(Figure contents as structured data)
-*-

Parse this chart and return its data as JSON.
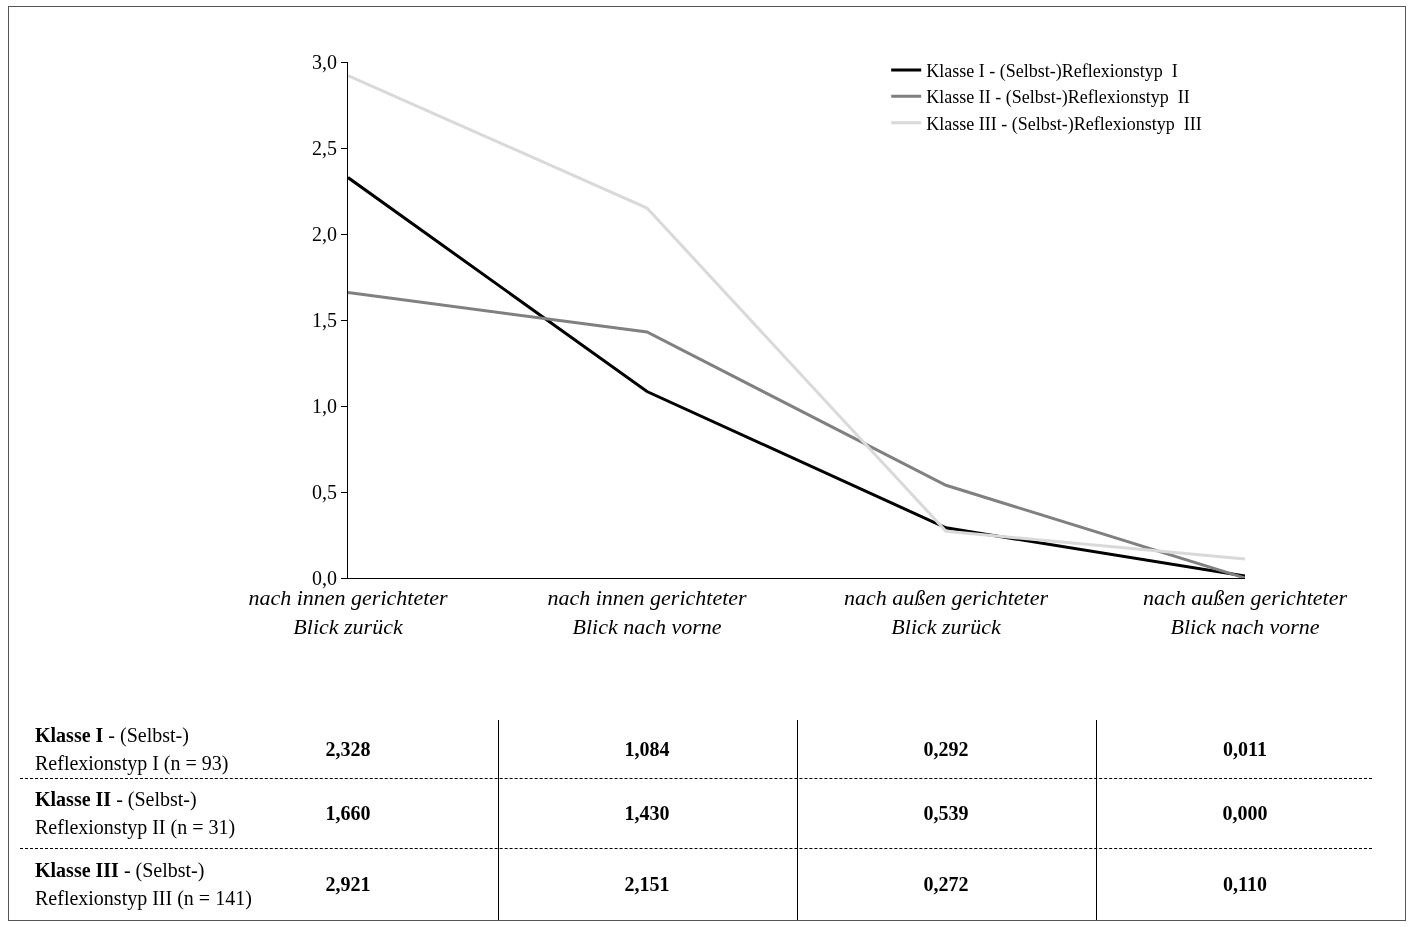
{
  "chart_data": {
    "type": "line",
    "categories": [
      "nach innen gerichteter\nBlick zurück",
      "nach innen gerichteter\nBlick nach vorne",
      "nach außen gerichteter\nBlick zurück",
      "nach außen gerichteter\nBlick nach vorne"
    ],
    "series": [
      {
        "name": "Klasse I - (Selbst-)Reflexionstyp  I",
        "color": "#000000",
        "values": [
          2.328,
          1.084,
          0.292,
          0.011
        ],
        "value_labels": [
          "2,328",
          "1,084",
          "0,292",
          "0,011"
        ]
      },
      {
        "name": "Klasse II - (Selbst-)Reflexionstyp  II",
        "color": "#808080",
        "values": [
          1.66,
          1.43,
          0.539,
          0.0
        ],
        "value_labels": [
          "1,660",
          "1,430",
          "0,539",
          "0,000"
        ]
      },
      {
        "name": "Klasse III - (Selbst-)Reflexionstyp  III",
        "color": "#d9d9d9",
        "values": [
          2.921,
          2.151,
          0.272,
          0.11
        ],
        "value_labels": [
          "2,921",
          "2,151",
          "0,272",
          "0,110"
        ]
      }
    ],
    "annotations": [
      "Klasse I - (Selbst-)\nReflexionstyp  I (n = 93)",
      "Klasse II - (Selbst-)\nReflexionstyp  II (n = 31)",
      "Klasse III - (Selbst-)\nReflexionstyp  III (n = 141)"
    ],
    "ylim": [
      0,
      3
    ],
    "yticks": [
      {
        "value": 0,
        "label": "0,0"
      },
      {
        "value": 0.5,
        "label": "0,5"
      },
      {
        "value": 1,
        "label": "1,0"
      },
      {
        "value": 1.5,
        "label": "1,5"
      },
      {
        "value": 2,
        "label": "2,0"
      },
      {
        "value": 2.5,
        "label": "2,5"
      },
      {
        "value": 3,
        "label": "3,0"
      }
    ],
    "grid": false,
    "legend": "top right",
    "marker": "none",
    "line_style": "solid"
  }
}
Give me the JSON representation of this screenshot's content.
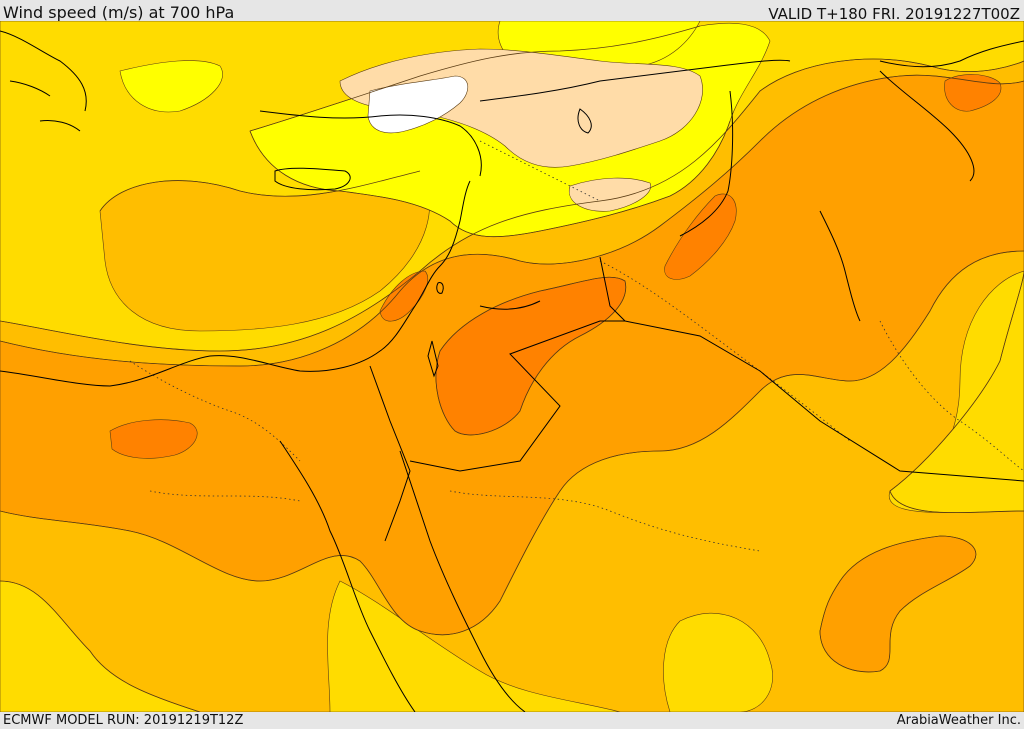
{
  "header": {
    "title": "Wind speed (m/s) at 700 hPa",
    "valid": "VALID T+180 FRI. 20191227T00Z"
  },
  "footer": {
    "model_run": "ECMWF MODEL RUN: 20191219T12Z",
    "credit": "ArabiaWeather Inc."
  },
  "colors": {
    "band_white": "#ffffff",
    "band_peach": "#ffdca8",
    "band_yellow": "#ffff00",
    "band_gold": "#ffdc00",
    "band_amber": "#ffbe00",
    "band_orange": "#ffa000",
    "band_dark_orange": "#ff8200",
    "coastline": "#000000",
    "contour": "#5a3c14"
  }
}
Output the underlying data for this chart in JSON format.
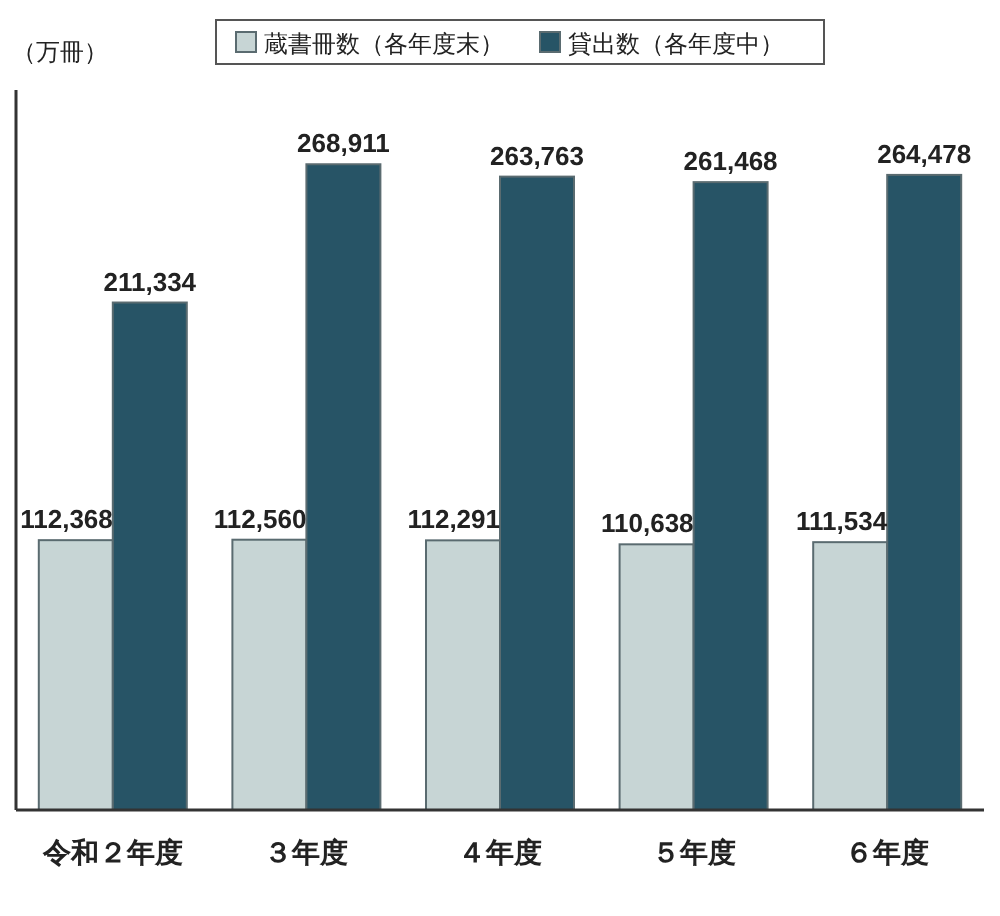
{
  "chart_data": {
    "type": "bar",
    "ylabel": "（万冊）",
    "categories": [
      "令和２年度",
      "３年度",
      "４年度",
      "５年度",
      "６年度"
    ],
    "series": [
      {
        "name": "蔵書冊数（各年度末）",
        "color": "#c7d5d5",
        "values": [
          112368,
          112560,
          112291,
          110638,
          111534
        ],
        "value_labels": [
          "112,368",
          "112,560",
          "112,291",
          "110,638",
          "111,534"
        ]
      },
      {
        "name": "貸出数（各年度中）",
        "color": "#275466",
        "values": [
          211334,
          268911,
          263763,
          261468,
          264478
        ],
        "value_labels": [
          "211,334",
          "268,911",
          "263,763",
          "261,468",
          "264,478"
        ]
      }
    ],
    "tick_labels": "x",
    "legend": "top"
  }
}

-*-

WORK TO COMPLETE: Reproduce each line exactly, please, except for any pictures.

FINAL RESULT:
Parse this chart and return its data as JSON.
{
  "chart_data": {
    "type": "line",
    "categories": [
      "nach innen gerichteter\nBlick zurück",
      "nach innen gerichteter\nBlick nach vorne",
      "nach außen gerichteter\nBlick zurück",
      "nach außen gerichteter\nBlick nach vorne"
    ],
    "series": [
      {
        "name": "Klasse I - (Selbst-)Reflexionstyp  I",
        "color": "#000000",
        "values": [
          2.328,
          1.084,
          0.292,
          0.011
        ],
        "value_labels": [
          "2,328",
          "1,084",
          "0,292",
          "0,011"
        ]
      },
      {
        "name": "Klasse II - (Selbst-)Reflexionstyp  II",
        "color": "#808080",
        "values": [
          1.66,
          1.43,
          0.539,
          0.0
        ],
        "value_labels": [
          "1,660",
          "1,430",
          "0,539",
          "0,000"
        ]
      },
      {
        "name": "Klasse III - (Selbst-)Reflexionstyp  III",
        "color": "#d9d9d9",
        "values": [
          2.921,
          2.151,
          0.272,
          0.11
        ],
        "value_labels": [
          "2,921",
          "2,151",
          "0,272",
          "0,110"
        ]
      }
    ],
    "annotations": [
      "Klasse I - (Selbst-)\nReflexionstyp  I (n = 93)",
      "Klasse II - (Selbst-)\nReflexionstyp  II (n = 31)",
      "Klasse III - (Selbst-)\nReflexionstyp  III (n = 141)"
    ],
    "ylim": [
      0,
      3
    ],
    "yticks": [
      {
        "value": 0,
        "label": "0,0"
      },
      {
        "value": 0.5,
        "label": "0,5"
      },
      {
        "value": 1,
        "label": "1,0"
      },
      {
        "value": 1.5,
        "label": "1,5"
      },
      {
        "value": 2,
        "label": "2,0"
      },
      {
        "value": 2.5,
        "label": "2,5"
      },
      {
        "value": 3,
        "label": "3,0"
      }
    ],
    "grid": false,
    "legend": "top right",
    "marker": "none",
    "line_style": "solid"
  }
}
Give me the JSON representation of this screenshot's content.
{
  "header": {
    "title": "Wind speed (m/s) at 700 hPa",
    "valid": "VALID T+180 FRI. 20191227T00Z"
  },
  "footer": {
    "model_run": "ECMWF MODEL RUN: 20191219T12Z",
    "credit": "ArabiaWeather Inc."
  },
  "colors": {
    "band_white": "#ffffff",
    "band_peach": "#ffdca8",
    "band_yellow": "#ffff00",
    "band_gold": "#ffdc00",
    "band_amber": "#ffbe00",
    "band_orange": "#ffa000",
    "band_dark_orange": "#ff8200",
    "coastline": "#000000",
    "contour": "#5a3c14"
  }
}
Output the underlying data for this chart in JSON format.
{
  "chart_data": {
    "type": "bar",
    "ylabel": "（万冊）",
    "categories": [
      "令和２年度",
      "３年度",
      "４年度",
      "５年度",
      "６年度"
    ],
    "series": [
      {
        "name": "蔵書冊数（各年度末）",
        "color": "#c7d5d5",
        "values": [
          112368,
          112560,
          112291,
          110638,
          111534
        ],
        "value_labels": [
          "112,368",
          "112,560",
          "112,291",
          "110,638",
          "111,534"
        ]
      },
      {
        "name": "貸出数（各年度中）",
        "color": "#275466",
        "values": [
          211334,
          268911,
          263763,
          261468,
          264478
        ],
        "value_labels": [
          "211,334",
          "268,911",
          "263,763",
          "261,468",
          "264,478"
        ]
      }
    ],
    "tick_labels": "x",
    "legend": "top"
  }
}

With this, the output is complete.